* _Exercise brief_
Search the data below for the string "Level". Extract every line that contains it.

* _Records provided_

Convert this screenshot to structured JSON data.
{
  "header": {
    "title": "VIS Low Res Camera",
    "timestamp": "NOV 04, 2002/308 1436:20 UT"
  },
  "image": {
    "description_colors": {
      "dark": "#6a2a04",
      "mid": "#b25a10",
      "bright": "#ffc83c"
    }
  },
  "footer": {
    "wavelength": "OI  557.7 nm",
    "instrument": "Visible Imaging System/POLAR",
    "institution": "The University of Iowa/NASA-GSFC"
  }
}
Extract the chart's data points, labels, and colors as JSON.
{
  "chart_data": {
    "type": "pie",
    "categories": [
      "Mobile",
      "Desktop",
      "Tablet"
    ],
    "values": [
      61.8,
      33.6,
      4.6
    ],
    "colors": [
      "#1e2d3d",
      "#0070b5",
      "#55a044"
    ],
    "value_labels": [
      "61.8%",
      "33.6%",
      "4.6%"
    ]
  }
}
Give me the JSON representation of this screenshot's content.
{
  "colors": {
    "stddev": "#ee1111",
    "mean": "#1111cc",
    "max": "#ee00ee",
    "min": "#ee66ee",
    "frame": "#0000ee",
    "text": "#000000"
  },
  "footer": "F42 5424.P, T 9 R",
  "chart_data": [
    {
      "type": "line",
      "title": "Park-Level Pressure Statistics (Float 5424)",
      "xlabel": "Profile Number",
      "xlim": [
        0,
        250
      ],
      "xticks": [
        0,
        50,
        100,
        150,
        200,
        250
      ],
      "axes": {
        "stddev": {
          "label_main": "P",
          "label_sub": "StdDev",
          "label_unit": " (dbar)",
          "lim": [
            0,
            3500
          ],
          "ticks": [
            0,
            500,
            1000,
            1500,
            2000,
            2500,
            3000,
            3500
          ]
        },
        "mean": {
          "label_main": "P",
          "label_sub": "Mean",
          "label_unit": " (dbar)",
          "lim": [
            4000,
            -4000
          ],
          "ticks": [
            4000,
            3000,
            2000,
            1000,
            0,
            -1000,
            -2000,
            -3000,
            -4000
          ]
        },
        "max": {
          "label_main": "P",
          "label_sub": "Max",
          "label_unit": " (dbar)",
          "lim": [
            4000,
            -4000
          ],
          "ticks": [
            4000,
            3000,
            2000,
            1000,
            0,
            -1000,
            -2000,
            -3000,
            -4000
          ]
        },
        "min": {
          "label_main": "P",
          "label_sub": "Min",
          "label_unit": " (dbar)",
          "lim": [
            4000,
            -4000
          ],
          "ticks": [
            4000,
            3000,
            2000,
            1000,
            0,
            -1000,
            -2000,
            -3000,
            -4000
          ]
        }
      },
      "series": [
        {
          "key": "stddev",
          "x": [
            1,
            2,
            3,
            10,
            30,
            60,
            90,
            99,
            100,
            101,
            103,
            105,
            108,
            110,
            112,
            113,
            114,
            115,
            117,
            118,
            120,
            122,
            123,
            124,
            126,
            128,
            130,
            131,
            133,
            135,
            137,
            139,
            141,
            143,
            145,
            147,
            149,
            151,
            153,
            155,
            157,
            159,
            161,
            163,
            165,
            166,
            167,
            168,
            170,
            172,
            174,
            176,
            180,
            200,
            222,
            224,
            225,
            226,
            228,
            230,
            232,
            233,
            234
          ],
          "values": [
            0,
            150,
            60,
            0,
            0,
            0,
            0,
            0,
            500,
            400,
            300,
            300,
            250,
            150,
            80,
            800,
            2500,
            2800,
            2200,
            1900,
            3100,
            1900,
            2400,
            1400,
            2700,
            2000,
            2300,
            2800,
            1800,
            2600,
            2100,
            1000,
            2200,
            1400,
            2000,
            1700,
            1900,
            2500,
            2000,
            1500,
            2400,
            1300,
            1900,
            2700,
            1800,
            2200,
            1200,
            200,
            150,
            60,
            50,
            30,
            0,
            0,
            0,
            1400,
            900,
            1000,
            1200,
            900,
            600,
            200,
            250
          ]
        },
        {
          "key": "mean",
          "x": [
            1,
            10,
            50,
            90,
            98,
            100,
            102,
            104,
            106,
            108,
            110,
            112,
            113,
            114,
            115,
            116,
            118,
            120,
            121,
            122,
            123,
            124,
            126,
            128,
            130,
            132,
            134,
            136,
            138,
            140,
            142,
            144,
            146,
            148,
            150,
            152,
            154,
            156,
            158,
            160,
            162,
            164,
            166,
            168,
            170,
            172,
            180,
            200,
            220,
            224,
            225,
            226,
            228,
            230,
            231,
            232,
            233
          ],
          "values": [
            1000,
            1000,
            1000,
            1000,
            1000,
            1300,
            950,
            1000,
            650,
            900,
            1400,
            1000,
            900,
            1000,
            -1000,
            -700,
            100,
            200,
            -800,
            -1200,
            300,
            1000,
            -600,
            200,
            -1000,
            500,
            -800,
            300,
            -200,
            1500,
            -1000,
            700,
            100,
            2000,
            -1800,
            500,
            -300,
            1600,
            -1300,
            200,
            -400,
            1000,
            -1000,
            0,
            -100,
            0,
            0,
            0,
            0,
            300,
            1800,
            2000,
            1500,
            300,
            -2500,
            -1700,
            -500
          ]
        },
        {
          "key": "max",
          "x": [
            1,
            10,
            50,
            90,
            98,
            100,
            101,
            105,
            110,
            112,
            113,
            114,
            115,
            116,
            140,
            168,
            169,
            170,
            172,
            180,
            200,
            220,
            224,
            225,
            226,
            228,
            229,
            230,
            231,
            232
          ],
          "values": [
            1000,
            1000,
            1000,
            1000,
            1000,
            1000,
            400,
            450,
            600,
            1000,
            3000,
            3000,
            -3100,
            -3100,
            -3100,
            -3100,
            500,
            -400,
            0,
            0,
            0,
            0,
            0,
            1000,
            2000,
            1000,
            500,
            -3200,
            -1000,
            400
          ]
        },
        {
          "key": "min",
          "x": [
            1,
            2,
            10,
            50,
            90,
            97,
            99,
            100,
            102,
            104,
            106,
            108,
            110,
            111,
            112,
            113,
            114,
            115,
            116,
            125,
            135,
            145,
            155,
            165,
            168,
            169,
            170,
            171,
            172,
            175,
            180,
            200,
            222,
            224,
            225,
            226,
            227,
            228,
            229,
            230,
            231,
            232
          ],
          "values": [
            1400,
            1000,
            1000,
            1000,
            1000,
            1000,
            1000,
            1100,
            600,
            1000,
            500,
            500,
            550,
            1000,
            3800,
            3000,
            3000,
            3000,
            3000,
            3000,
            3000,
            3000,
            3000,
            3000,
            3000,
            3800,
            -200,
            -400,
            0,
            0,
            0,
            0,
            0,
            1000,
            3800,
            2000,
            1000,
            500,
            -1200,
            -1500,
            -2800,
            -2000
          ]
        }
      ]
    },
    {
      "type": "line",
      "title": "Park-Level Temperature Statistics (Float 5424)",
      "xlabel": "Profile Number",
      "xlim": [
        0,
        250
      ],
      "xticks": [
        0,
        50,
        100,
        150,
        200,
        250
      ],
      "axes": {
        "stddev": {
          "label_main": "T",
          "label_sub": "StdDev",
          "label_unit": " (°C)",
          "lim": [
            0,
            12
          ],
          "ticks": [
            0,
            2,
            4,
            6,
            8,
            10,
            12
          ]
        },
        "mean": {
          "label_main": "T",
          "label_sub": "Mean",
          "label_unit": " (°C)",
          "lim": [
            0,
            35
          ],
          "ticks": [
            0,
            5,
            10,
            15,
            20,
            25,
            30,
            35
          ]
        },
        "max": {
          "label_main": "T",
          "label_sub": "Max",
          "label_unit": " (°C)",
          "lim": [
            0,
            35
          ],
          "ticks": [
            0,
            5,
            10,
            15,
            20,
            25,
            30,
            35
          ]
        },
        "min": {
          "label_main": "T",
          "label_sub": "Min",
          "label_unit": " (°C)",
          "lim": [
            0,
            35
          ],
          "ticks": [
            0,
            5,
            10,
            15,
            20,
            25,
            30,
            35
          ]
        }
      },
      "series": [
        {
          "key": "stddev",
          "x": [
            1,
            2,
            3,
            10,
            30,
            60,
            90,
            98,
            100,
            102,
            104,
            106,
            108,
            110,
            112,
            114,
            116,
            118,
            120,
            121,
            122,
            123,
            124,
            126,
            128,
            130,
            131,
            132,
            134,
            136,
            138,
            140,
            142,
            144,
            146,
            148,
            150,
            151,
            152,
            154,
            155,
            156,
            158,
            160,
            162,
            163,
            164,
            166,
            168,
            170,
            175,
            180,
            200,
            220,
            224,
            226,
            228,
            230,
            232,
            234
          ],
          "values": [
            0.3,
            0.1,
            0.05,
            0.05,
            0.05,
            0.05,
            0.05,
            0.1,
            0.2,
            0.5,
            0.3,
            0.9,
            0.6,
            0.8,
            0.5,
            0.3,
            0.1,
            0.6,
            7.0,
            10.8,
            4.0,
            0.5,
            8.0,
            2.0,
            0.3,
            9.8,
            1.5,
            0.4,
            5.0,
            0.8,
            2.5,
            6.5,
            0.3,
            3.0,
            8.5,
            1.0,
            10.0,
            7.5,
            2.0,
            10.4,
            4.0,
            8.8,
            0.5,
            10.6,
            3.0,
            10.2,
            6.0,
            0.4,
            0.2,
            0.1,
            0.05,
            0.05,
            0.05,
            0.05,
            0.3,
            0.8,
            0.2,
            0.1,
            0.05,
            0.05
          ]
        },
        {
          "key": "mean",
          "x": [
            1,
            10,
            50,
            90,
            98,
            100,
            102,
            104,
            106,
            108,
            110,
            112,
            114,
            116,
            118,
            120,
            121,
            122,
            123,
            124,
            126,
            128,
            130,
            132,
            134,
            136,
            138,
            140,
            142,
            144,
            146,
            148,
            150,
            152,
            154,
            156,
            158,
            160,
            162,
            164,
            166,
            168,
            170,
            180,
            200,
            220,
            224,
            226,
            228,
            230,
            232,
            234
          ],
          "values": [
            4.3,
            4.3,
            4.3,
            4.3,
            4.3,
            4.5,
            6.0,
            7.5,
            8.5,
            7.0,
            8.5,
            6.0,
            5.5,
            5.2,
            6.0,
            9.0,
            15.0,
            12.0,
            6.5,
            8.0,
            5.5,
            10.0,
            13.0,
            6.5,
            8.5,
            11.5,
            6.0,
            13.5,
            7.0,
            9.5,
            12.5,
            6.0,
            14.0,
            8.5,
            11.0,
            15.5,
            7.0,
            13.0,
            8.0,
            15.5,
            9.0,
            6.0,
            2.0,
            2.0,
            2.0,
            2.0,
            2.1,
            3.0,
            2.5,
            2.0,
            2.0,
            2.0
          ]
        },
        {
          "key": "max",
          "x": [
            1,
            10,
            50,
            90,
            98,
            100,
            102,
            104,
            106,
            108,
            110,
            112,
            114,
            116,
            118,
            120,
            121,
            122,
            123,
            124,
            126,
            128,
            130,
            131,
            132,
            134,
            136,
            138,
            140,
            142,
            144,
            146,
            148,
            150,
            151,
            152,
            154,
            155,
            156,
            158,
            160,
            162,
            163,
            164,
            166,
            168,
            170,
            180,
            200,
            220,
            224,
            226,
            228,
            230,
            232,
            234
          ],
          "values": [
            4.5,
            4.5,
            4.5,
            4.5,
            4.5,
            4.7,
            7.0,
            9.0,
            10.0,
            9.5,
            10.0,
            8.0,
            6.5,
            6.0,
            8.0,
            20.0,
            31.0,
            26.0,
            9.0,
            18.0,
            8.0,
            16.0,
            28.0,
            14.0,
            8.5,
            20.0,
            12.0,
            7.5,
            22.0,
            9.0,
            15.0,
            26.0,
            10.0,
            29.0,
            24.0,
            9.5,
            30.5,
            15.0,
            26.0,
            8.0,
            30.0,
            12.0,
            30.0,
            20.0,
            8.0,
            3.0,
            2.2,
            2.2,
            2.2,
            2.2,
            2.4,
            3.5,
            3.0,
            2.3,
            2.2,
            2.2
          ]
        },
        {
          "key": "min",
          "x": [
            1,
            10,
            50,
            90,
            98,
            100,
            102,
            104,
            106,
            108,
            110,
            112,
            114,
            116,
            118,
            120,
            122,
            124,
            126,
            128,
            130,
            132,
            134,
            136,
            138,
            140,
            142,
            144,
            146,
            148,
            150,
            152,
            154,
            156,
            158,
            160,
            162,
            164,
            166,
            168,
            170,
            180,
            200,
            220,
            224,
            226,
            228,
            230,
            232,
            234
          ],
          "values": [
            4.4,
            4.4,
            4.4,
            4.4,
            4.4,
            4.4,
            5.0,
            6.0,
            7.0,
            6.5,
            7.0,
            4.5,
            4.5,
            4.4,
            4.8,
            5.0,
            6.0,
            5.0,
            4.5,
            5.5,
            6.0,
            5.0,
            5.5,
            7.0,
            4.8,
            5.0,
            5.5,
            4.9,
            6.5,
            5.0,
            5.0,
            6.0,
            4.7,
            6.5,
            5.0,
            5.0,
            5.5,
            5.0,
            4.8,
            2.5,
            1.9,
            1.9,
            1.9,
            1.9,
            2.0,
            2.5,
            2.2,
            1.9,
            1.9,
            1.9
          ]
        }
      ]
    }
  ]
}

* _Result of the task_
      "title": "Park-Level Pressure Statistics (Float 5424)",
      "title": "Park-Level Temperature Statistics (Float 5424)",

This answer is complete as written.